Document extract ▸
╭──
I have hit this last plateau multiple times. You feel confident going into a meeting, but then you realize, not only do you know nothing about finance and stocks in Japanese, you know very little about it in English. This will blow your mind the first time it happens. But once you start to function as if you were a native speaker of Japanese and start using resources made for Japanese native speakers, it will get better.

 

Again, if you have any other plateaus to add to the list, please chime in.

Downtime: What to do when you have nothing to do

Downtime: What to do when you have nothing to do

Lately I have had a lot of downtime at work. So, I decided to write a blog post about effective use of time, rather than using my time effectively 🙂

Step 1: Organize and Review

If you have been taking notes while you are translating or interpreting, or if you have been saving a document to look over in detail, now is the time to do that. I like to organize the vocab I look up into lists by theme (HR words, Manufacturing words, Financial words, etc) and that is rather time consuming. It can be a great thing to do if you have nothing else to do. Take the time to organize what you have done so far. Put your files in order. Take the words you looked up on the last translation and review them. Put them into a flash card program. Go over old translations.

Step 2: Practice

If you don’t have any work to do, you can always make work for yourself. Go get an NHK article and start translating. Put the translation up on lang-8 and see what people think. Practicing will grow your vocabulary and give you more words to add to your glossary. If you are a straight interpreter, try pasting an article into google translate. It has a read-to-me function that you can use to help you practice interpreting. (Note, I am not telling you to use the translation google provides. Use the read-to-me function on the original, not the translation. We all know how bad GT is.) If you work in close quarters with other people just stick your headphones in and interpret in your head. It may look silly but its actually pretty good practice.
╰──
Tasks to carry out ▸
1. Rewrite the paragraph of the blog excerpt beginning "If you have been taking notes" as a short bulleted list that keeps its main facts.
2. Quote the blog excerpt word for word, starting with "Step 2: Practice" and going on through "pretty good practice.".
Rely on the blog excerpt alone.

Entries supplied ▸
╭──
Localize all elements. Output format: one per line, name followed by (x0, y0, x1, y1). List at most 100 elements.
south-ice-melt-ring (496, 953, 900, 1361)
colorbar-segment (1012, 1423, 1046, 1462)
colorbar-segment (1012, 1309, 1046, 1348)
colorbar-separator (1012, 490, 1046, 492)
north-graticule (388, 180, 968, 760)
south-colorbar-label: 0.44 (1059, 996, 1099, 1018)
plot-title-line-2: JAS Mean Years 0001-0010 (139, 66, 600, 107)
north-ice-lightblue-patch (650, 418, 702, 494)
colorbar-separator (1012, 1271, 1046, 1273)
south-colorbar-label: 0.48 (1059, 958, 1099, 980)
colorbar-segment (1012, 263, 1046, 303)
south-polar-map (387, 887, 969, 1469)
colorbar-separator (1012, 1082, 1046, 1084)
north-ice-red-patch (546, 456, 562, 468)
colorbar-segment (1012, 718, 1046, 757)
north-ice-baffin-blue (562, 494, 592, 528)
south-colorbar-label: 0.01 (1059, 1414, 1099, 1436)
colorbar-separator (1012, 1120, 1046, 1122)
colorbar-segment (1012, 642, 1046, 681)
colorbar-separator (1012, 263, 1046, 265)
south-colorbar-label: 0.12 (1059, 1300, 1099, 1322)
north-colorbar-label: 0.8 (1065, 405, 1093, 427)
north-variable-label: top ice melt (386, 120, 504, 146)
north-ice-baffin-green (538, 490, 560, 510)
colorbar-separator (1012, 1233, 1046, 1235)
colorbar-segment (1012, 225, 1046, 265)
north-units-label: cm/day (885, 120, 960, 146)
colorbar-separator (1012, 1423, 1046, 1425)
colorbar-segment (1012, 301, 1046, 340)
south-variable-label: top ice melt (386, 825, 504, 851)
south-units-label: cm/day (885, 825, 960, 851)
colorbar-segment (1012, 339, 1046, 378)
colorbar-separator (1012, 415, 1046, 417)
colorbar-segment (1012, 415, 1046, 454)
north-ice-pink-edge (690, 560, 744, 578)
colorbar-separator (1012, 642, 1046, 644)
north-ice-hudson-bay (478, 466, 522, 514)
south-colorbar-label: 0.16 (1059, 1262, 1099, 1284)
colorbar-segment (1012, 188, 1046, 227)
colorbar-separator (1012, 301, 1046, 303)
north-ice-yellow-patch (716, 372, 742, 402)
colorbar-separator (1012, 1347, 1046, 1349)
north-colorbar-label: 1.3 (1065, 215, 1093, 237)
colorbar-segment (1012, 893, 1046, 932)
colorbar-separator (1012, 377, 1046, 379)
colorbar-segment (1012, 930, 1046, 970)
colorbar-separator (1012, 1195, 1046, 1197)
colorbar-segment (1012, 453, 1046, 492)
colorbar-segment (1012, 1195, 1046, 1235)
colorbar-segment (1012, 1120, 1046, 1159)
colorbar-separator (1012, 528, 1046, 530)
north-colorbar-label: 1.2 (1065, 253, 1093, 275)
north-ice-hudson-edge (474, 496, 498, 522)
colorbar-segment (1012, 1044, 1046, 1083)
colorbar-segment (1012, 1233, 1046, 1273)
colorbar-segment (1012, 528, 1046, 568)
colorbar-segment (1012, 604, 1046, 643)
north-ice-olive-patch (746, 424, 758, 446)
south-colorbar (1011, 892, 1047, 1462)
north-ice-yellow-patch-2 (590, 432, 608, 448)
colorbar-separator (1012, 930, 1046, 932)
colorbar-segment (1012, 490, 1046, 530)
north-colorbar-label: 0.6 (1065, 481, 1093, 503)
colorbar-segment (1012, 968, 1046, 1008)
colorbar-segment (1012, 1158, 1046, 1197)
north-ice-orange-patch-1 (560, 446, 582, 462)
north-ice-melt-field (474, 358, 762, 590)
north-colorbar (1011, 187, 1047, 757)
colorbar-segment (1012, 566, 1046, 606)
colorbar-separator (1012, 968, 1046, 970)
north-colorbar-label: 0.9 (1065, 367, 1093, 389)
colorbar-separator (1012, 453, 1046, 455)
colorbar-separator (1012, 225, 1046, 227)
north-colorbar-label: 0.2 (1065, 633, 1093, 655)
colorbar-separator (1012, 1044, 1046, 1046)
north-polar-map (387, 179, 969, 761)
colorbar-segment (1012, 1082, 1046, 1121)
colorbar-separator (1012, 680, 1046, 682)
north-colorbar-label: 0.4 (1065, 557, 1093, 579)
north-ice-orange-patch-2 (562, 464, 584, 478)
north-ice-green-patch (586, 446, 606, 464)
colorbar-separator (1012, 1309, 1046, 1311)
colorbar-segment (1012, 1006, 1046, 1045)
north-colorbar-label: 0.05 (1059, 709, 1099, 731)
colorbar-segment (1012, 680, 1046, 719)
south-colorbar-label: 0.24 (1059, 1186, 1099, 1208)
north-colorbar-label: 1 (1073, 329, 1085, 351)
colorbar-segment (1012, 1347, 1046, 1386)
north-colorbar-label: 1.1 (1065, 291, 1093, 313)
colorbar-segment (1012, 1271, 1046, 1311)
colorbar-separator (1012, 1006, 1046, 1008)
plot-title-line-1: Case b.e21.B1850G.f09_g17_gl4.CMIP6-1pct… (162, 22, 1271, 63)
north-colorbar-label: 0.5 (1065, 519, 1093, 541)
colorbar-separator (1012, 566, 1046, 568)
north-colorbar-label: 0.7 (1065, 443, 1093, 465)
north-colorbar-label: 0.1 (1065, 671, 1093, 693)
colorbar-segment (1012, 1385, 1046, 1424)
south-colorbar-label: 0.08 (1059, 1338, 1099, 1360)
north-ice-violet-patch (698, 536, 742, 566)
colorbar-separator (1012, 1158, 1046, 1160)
╰──
Written responses ▸
1.
- When there is downtime, organize and review notes taken while translating or interpreting, or documents saved for a detailed look.
- Sort looked-up vocabulary into lists by theme (HR, manufacturing, financial, etc.). This is time-consuming but a good use of idle time.
- Put files in order.
- Review the words looked up on the last translation and add them to a flash card program.
- Go over old translations.

2.
Step 2: Practice

If you don’t have any work to do, you can always make work for yourself. Go get an NHK article and start translating. Put the translation up on lang-8 and see what people think. Practicing will grow your vocabulary and give you more words to add to your glossary. If you are a straight interpreter, try pasting an article into google translate. It has a read-to-me function that you can use to help you practice interpreting. (Note, I am not telling you to use the translation google provides. Use the read-to-me function on the original, not the translation. We all know how bad GT is.) If you work in close quarters with other people just stick your headphones in and interpret in your head. It may look silly but its actually pretty good practice.